## WHAT YOU HAVE TO DO
Your task is to output the entries below word for word.
=== EXCERPTED DATA ===
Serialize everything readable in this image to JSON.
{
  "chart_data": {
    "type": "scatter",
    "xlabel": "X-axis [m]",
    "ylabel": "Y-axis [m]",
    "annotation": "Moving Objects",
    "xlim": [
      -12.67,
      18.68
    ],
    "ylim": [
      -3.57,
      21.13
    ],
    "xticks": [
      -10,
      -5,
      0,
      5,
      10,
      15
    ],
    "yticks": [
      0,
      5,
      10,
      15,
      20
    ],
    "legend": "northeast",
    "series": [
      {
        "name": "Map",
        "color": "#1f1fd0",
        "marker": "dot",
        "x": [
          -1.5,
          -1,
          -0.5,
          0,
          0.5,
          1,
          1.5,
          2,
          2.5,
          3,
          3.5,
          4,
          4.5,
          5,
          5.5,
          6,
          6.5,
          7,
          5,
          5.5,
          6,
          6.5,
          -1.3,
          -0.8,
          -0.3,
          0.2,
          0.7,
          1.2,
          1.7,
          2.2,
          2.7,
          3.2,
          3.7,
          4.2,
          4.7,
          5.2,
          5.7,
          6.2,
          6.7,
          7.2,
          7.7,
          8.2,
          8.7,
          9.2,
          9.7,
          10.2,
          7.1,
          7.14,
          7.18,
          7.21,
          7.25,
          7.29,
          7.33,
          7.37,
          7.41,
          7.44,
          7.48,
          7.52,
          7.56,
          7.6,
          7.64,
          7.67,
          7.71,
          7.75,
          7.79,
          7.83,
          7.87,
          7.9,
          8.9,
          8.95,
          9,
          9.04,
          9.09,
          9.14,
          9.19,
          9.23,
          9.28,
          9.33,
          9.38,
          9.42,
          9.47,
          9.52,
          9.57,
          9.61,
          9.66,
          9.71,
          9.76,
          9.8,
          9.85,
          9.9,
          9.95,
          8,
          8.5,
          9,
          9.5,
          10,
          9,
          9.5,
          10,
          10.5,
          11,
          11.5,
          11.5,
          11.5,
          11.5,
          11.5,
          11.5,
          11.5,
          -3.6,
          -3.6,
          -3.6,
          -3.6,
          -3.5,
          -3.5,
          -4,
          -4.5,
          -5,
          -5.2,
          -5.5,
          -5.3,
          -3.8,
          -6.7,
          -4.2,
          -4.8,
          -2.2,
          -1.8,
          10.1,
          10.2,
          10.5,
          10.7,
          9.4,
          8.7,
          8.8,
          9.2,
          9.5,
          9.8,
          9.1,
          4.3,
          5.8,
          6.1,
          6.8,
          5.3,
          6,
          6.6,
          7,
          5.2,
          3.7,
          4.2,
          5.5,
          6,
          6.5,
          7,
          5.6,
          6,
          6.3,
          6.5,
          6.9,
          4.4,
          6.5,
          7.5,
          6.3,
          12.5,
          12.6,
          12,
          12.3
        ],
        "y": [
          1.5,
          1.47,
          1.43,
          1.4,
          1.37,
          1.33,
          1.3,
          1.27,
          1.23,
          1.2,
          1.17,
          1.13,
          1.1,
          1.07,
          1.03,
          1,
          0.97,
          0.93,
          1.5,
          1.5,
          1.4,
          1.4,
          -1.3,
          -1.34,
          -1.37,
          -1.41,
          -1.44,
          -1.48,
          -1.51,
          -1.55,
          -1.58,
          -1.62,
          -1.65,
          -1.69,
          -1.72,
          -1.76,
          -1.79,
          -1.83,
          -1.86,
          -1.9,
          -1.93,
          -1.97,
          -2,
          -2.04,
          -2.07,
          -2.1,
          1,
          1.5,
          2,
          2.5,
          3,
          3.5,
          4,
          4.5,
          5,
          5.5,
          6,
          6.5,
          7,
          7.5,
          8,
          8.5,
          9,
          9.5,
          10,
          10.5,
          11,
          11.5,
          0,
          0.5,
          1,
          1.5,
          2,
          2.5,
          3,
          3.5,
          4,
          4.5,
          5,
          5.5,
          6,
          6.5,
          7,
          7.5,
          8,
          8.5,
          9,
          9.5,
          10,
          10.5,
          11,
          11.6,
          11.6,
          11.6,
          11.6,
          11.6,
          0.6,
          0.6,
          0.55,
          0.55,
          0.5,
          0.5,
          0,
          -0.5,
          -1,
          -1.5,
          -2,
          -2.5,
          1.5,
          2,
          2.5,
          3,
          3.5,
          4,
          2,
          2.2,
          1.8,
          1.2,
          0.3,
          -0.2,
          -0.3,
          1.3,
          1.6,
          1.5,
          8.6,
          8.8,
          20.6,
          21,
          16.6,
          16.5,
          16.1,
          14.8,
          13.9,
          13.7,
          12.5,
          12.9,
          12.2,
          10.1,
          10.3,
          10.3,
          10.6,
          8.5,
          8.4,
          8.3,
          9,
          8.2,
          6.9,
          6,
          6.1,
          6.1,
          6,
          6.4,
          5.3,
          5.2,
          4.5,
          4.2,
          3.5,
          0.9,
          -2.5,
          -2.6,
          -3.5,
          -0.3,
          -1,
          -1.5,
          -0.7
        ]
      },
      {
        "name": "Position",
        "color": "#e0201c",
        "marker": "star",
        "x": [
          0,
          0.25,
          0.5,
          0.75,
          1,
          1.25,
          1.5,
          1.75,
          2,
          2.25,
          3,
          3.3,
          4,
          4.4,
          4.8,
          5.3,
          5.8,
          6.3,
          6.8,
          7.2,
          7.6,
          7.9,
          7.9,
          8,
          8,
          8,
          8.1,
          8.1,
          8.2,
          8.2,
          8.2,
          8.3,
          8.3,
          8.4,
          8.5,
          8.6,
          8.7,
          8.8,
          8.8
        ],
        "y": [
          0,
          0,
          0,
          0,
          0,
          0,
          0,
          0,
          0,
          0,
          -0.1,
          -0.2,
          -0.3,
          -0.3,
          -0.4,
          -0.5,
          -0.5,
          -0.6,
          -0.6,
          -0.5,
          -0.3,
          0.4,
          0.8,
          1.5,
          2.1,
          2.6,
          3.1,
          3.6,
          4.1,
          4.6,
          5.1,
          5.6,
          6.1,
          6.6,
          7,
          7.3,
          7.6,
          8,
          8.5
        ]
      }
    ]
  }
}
===
## ANSWER FOR THE TASK
Serialize everything readable in this image to JSON.
{
  "chart_data": {
    "type": "scatter",
    "xlabel": "X-axis [m]",
    "ylabel": "Y-axis [m]",
    "annotation": "Moving Objects",
    "xlim": [
      -12.67,
      18.68
    ],
    "ylim": [
      -3.57,
      21.13
    ],
    "xticks": [
      -10,
      -5,
      0,
      5,
      10,
      15
    ],
    "yticks": [
      0,
      5,
      10,
      15,
      20
    ],
    "legend": "northeast",
    "series": [
      {
        "name": "Map",
        "color": "#1f1fd0",
        "marker": "dot",
        "x": [
          -1.5,
          -1,
          -0.5,
          0,
          0.5,
          1,
          1.5,
          2,
          2.5,
          3,
          3.5,
          4,
          4.5,
          5,
          5.5,
          6,
          6.5,
          7,
          5,
          5.5,
          6,
          6.5,
          -1.3,
          -0.8,
          -0.3,
          0.2,
          0.7,
          1.2,
          1.7,
          2.2,
          2.7,
          3.2,
          3.7,
          4.2,
          4.7,
          5.2,
          5.7,
          6.2,
          6.7,
          7.2,
          7.7,
          8.2,
          8.7,
          9.2,
          9.7,
          10.2,
          7.1,
          7.14,
          7.18,
          7.21,
          7.25,
          7.29,
          7.33,
          7.37,
          7.41,
          7.44,
          7.48,
          7.52,
          7.56,
          7.6,
          7.64,
          7.67,
          7.71,
          7.75,
          7.79,
          7.83,
          7.87,
          7.9,
          8.9,
          8.95,
          9,
          9.04,
          9.09,
          9.14,
          9.19,
          9.23,
          9.28,
          9.33,
          9.38,
          9.42,
          9.47,
          9.52,
          9.57,
          9.61,
          9.66,
          9.71,
          9.76,
          9.8,
          9.85,
          9.9,
          9.95,
          8,
          8.5,
          9,
          9.5,
          10,
          9,
          9.5,
          10,
          10.5,
          11,
          11.5,
          11.5,
          11.5,
          11.5,
          11.5,
          11.5,
          11.5,
          -3.6,
          -3.6,
          -3.6,
          -3.6,
          -3.5,
          -3.5,
          -4,
          -4.5,
          -5,
          -5.2,
          -5.5,
          -5.3,
          -3.8,
          -6.7,
          -4.2,
          -4.8,
          -2.2,
          -1.8,
          10.1,
          10.2,
          10.5,
          10.7,
          9.4,
          8.7,
          8.8,
          9.2,
          9.5,
          9.8,
          9.1,
          4.3,
          5.8,
          6.1,
          6.8,
          5.3,
          6,
          6.6,
          7,
          5.2,
          3.7,
          4.2,
          5.5,
          6,
          6.5,
          7,
          5.6,
          6,
          6.3,
          6.5,
          6.9,
          4.4,
          6.5,
          7.5,
          6.3,
          12.5,
          12.6,
          12,
          12.3
        ],
        "y": [
          1.5,
          1.47,
          1.43,
          1.4,
          1.37,
          1.33,
          1.3,
          1.27,
          1.23,
          1.2,
          1.17,
          1.13,
          1.1,
          1.07,
          1.03,
          1,
          0.97,
          0.93,
          1.5,
          1.5,
          1.4,
          1.4,
          -1.3,
          -1.34,
          -1.37,
          -1.41,
          -1.44,
          -1.48,
          -1.51,
          -1.55,
          -1.58,
          -1.62,
          -1.65,
          -1.69,
          -1.72,
          -1.76,
          -1.79,
          -1.83,
          -1.86,
          -1.9,
          -1.93,
          -1.97,
          -2,
          -2.04,
          -2.07,
          -2.1,
          1,
          1.5,
          2,
          2.5,
          3,
          3.5,
          4,
          4.5,
          5,
          5.5,
          6,
          6.5,
          7,
          7.5,
          8,
          8.5,
          9,
          9.5,
          10,
          10.5,
          11,
          11.5,
          0,
          0.5,
          1,
          1.5,
          2,
          2.5,
          3,
          3.5,
          4,
          4.5,
          5,
          5.5,
          6,
          6.5,
          7,
          7.5,
          8,
          8.5,
          9,
          9.5,
          10,
          10.5,
          11,
          11.6,
          11.6,
          11.6,
          11.6,
          11.6,
          0.6,
          0.6,
          0.55,
          0.55,
          0.5,
          0.5,
          0,
          -0.5,
          -1,
          -1.5,
          -2,
          -2.5,
          1.5,
          2,
          2.5,
          3,
          3.5,
          4,
          2,
          2.2,
          1.8,
          1.2,
          0.3,
          -0.2,
          -0.3,
          1.3,
          1.6,
          1.5,
          8.6,
          8.8,
          20.6,
          21,
          16.6,
          16.5,
          16.1,
          14.8,
          13.9,
          13.7,
          12.5,
          12.9,
          12.2,
          10.1,
          10.3,
          10.3,
          10.6,
          8.5,
          8.4,
          8.3,
          9,
          8.2,
          6.9,
          6,
          6.1,
          6.1,
          6,
          6.4,
          5.3,
          5.2,
          4.5,
          4.2,
          3.5,
          0.9,
          -2.5,
          -2.6,
          -3.5,
          -0.3,
          -1,
          -1.5,
          -0.7
        ]
      },
      {
        "name": "Position",
        "color": "#e0201c",
        "marker": "star",
        "x": [
          0,
          0.25,
          0.5,
          0.75,
          1,
          1.25,
          1.5,
          1.75,
          2,
          2.25,
          3,
          3.3,
          4,
          4.4,
          4.8,
          5.3,
          5.8,
          6.3,
          6.8,
          7.2,
          7.6,
          7.9,
          7.9,
          8,
          8,
          8,
          8.1,
          8.1,
          8.2,
          8.2,
          8.2,
          8.3,
          8.3,
          8.4,
          8.5,
          8.6,
          8.7,
          8.8,
          8.8
        ],
        "y": [
          0,
          0,
          0,
          0,
          0,
          0,
          0,
          0,
          0,
          0,
          -0.1,
          -0.2,
          -0.3,
          -0.3,
          -0.4,
          -0.5,
          -0.5,
          -0.6,
          -0.6,
          -0.5,
          -0.3,
          0.4,
          0.8,
          1.5,
          2.1,
          2.6,
          3.1,
          3.6,
          4.1,
          4.6,
          5.1,
          5.6,
          6.1,
          6.6,
          7,
          7.3,
          7.6,
          8,
          8.5
        ]
      }
    ]
  }
}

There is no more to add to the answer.